**Consignes à suivre**.
A: Recopiez fidèlement le passage du texte sur l'engagement associatif qui commence aux mots « (Bénévoles et militants » et s'arrête après « propositions soit vérifiée. ».
B: Traduisez en anglais la phrase suivante du texte sur l'engagement associatif : « Les volontaires veulent défendre des valeurs. »
C: D'après le texte sur l'engagement associatif, pourquoi les militants associatifs changent-ils fréquemment de structures ?

**Extrait du texte**.
________________________
Dans un ouvrage
intitulé Pourquoi s’engager ?
(Bénévoles et militants dans les associations de solidarité) (Payot, Paris,
2005, 212 p.), Bénédicte HAVARD-DUCLOS et Sandrine NICOURD ont présenté une
analyse particulièrement utile, comme le montrent les pages citées ci-après.
L’engagement pour les autres est apprécié par les
citoyens (p. 99). En effet, il donne du
sens à la vie, malgré les difficultés du moment et les injustices passées
(p. 113).
Encore faut-il que
les structures associatives qui souhaitent bénéficier de la mobilisation des
citoyens acceptent que la pertinence de leurs propositions soit vérifiée.
Les volontaires
veulent défendre des valeurs. Dès lors, leur devoir est d’adopter le
comportement qui permettra le mieux d’atteindre les objectifs visés. Cela
implique une comparaison des diverses possibilités disponibles et donc une
forme de concurrence entre plusieurs chemins éventuels.
Or, cette idée d’être
soumis à la critique et à la concurrence est insupportable pour les potentats
en place. Du coup, ils finissent par se recroqueviller sur des proclamations
grandiloquentes totalement détachées des performances effectives. Cela conduit
à une défiance des médias à l’égard
de l’engagement (p. 186) et à un désenchantement
des militants associatifs (p. 193) qui changent fréquemment de structures parce
qu’ils recherchent un mode d’action plus efficace ailleurs.
La question est donc
simple. Laissera-t-on les féodalités
regretter les temps où les participants aux démarches collectives étaient
dociles et peu mobiles (p. 174) ? Contraindra-t-on plutôt les
potentats à accepter de faire leurs preuves et à être en permanence soumis au
regard de citoyens autonomes qui, pour
trouver mieux, doivent savoir voter avec
leurs pieds ?
Deux visions du monde
s’opposent donc dans le milieu de l’engagement. D’un côté, des individus manipulés sont aveuglément
dévoués à un appareil qui leur promet monts et merveilles. De l’autre, des militants affranchis évaluent
constamment l’opportunité de leur parcours au regard des buts qu’ils
poursuivent (p. 189).
________________________
**Contenu des données**.
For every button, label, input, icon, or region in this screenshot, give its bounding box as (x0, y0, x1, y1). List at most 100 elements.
________________________
**Réponses attendues**.
A:
(Bénévoles et militants dans les associations de solidarité) (Payot, Paris,
2005, 212 p.), Bénédicte HAVARD-DUCLOS et Sandrine NICOURD ont présenté une
analyse particulièrement utile, comme le montrent les pages citées ci-après.
L’engagement pour les autres est apprécié par les
citoyens (p. 99). En effet, il donne du
sens à la vie, malgré les difficultés du moment et les injustices passées
(p. 113).
Encore faut-il que
les structures associatives qui souhaitent bénéficier de la mobilisation des
citoyens acceptent que la pertinence de leurs propositions soit vérifiée.

B: Volunteers want to defend values.

C: Ils recherchent un mode d'action plus efficace ailleurs.